**Data for this task:**
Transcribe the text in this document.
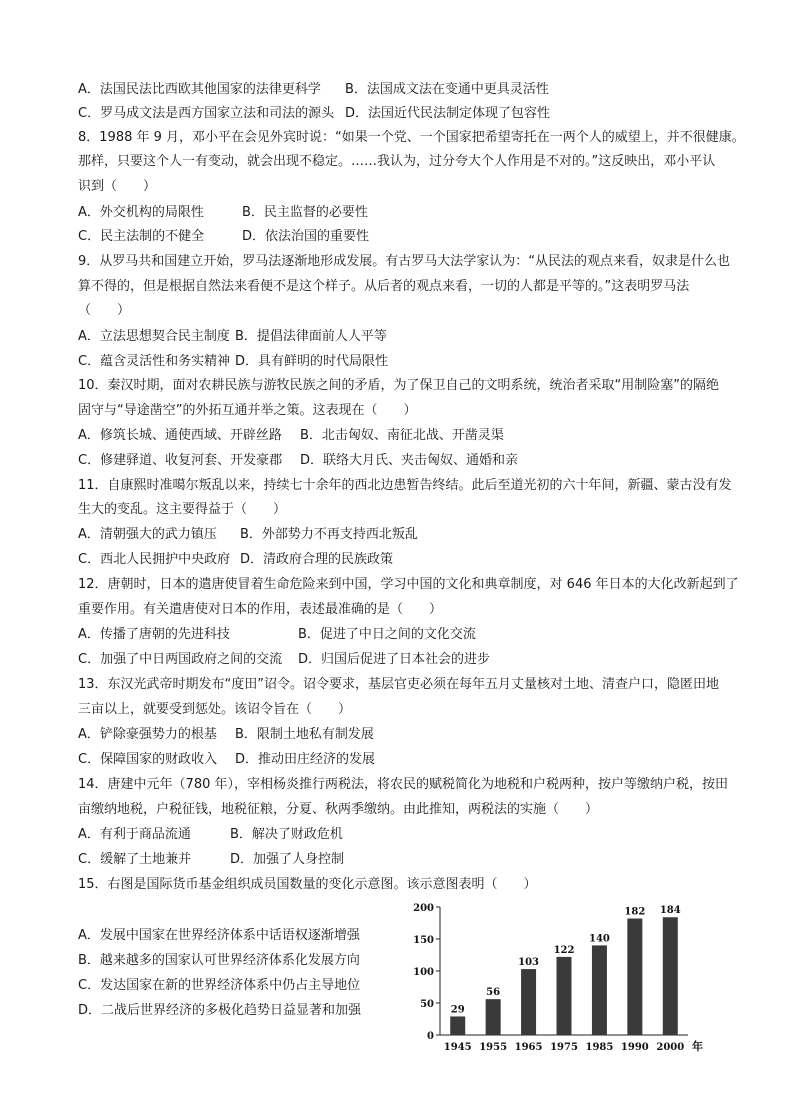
A．法国民法比西欧其他国家的法律更科学 B．法国成文法在变通中更具灵活性
C．罗马成文法是西方国家立法和司法的源头 D．法国近代民法制定体现了包容性
8．1988 年 9 月，邓小平在会见外宾时说：“如果一个党、一个国家把希望寄托在一两个人的威望上，并不很健康。
那样，只要这个人一有变动，就会出现不稳定。……我认为，过分夸大个人作用是不对的。”这反映出，邓小平认
识到（　　）
A．外交机构的局限性	B．民主监督的必要性
C．民主法制的不健全	D．依法治国的重要性
9．从罗马共和国建立开始，罗马法逐渐地形成发展。有古罗马大法学家认为：“从民法的观点来看，奴隶是什么也
算不得的，但是根据自然法来看便不是这个样子。从后者的观点来看，一切的人都是平等的。”这表明罗马法
（　　）
A．立法思想契合民主制度 B．提倡法律面前人人平等
C．蕴含灵活性和务实精神 D．具有鲜明的时代局限性
10．秦汉时期，面对农耕民族与游牧民族之间的矛盾，为了保卫自己的文明系统，统治者采取“用制险塞”的隔绝
固守与“导途凿空”的外拓互通并举之策。这表现在（　　）
A．修筑长城、通使西域、开辟丝路 B．北击匈奴、南征北战、开凿灵渠
C．修建驿道、收复河套、开发豪郡 D．联络大月氏、夹击匈奴、通婚和亲
11．自康熙时准噶尔叛乱以来，持续七十余年的西北边患暂告终结。此后至道光初的六十年间，新疆、蒙古没有发
生大的变乱。这主要得益于（　　）
A．清朝强大的武力镇压 B．外部势力不再支持西北叛乱
C．西北人民拥护中央政府 D．清政府合理的民族政策
12．唐朝时，日本的遣唐使冒着生命危险来到中国，学习中国的文化和典章制度，对 646 年日本的大化改新起到了
重要作用。有关遣唐使对日本的作用，表述最准确的是（　　）
A．传播了唐朝的先进科技	B．促进了中日之间的文化交流
C．加强了中日两国政府之间的交流 D．归国后促进了日本社会的进步
13．东汉光武帝时期发布“度田”诏令。诏令要求，基层官吏必须在每年五月丈量核对土地、清查户口，隐匿田地
三亩以上，就要受到惩处。该诏令旨在（　　）
A．铲除豪强势力的根基 B．限制土地私有制发展
C．保障国家的财政收入 D．推动田庄经济的发展
14．唐建中元年（780 年），宰相杨炎推行两税法，将农民的赋税简化为地税和户税两种，按户等缴纳户税，按田
亩缴纳地税，户税征钱，地税征粮，分夏、秋两季缴纳。由此推知，两税法的实施（　　）
A．有利于商品流通	B．解决了财政危机
C．缓解了土地兼并	D．加强了人身控制
15．右图是国际货币基金组织成员国数量的变化示意图。该示意图表明（　　）
A．发展中国家在世界经济体系中话语权逐渐增强
B．越来越多的国家认可世界经济体系化发展方向
C．发达国家在新的世界经济体系中仍占主导地位
D．二战后世界经济的多极化趋势日益显著和加强
0
50
100
150
200
29
1945
56
1955
103
1965
122
1975
140
1985
182
1990
184
2000 年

**Set task:** Restate each entry word for word, leaving out any pictures.

**Response to this task:**
Transcribe the text in this document.
A．法国民法比西欧其他国家的法律更科学 B．法国成文法在变通中更具灵活性
C．罗马成文法是西方国家立法和司法的源头 D．法国近代民法制定体现了包容性
8．1988 年 9 月，邓小平在会见外宾时说：“如果一个党、一个国家把希望寄托在一两个人的威望上，并不很健康。
那样，只要这个人一有变动，就会出现不稳定。……我认为，过分夸大个人作用是不对的。”这反映出，邓小平认
识到（　　）
A．外交机构的局限性	B．民主监督的必要性
C．民主法制的不健全	D．依法治国的重要性
9．从罗马共和国建立开始，罗马法逐渐地形成发展。有古罗马大法学家认为：“从民法的观点来看，奴隶是什么也
算不得的，但是根据自然法来看便不是这个样子。从后者的观点来看，一切的人都是平等的。”这表明罗马法
（　　）
A．立法思想契合民主制度 B．提倡法律面前人人平等
C．蕴含灵活性和务实精神 D．具有鲜明的时代局限性
10．秦汉时期，面对农耕民族与游牧民族之间的矛盾，为了保卫自己的文明系统，统治者采取“用制险塞”的隔绝
固守与“导途凿空”的外拓互通并举之策。这表现在（　　）
A．修筑长城、通使西域、开辟丝路 B．北击匈奴、南征北战、开凿灵渠
C．修建驿道、收复河套、开发豪郡 D．联络大月氏、夹击匈奴、通婚和亲
11．自康熙时准噶尔叛乱以来，持续七十余年的西北边患暂告终结。此后至道光初的六十年间，新疆、蒙古没有发
生大的变乱。这主要得益于（　　）
A．清朝强大的武力镇压 B．外部势力不再支持西北叛乱
C．西北人民拥护中央政府 D．清政府合理的民族政策
12．唐朝时，日本的遣唐使冒着生命危险来到中国，学习中国的文化和典章制度，对 646 年日本的大化改新起到了
重要作用。有关遣唐使对日本的作用，表述最准确的是（　　）
A．传播了唐朝的先进科技	B．促进了中日之间的文化交流
C．加强了中日两国政府之间的交流 D．归国后促进了日本社会的进步
13．东汉光武帝时期发布“度田”诏令。诏令要求，基层官吏必须在每年五月丈量核对土地、清查户口，隐匿田地
三亩以上，就要受到惩处。该诏令旨在（　　）
A．铲除豪强势力的根基 B．限制土地私有制发展
C．保障国家的财政收入 D．推动田庄经济的发展
14．唐建中元年（780 年），宰相杨炎推行两税法，将农民的赋税简化为地税和户税两种，按户等缴纳户税，按田
亩缴纳地税，户税征钱，地税征粮，分夏、秋两季缴纳。由此推知，两税法的实施（　　）
A．有利于商品流通	B．解决了财政危机
C．缓解了土地兼并	D．加强了人身控制
15．右图是国际货币基金组织成员国数量的变化示意图。该示意图表明（　　）
A．发展中国家在世界经济体系中话语权逐渐增强
B．越来越多的国家认可世界经济体系化发展方向
C．发达国家在新的世界经济体系中仍占主导地位
D．二战后世界经济的多极化趋势日益显著和加强
0
50
100
150
200
29
1945
56
1955
103
1965
122
1975
140
1985
182
1990
184
2000 年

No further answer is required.